Collect every line that includes the string "vorher".

## Start Recorded information

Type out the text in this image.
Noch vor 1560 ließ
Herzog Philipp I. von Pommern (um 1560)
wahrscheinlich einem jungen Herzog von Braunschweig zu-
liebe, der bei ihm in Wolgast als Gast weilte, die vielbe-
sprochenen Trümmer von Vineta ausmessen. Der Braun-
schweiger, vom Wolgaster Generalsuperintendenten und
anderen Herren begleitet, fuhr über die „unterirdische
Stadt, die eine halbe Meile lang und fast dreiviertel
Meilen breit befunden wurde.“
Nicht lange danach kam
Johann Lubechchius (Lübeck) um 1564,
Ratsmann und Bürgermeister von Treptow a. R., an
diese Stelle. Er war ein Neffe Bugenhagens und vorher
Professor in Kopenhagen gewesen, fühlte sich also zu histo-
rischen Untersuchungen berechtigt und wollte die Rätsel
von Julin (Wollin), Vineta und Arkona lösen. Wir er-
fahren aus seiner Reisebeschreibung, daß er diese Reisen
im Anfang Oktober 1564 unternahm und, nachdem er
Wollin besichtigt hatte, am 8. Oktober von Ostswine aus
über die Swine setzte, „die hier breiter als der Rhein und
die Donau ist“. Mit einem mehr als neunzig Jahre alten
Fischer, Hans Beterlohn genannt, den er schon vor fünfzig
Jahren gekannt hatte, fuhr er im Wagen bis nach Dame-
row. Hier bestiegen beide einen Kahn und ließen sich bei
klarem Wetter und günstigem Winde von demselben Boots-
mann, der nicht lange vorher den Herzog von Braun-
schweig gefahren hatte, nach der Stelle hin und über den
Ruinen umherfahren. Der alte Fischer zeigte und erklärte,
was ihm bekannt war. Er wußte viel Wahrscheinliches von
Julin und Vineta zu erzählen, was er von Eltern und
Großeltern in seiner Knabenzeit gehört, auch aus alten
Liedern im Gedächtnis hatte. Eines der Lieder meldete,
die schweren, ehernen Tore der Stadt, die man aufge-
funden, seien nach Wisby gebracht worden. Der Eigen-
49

## End Recorded information

● Solved problem:
diese Stelle. Er war ein Neffe Bugenhagens und vorher
mann, der nicht lange vorher den Herzog von Braun-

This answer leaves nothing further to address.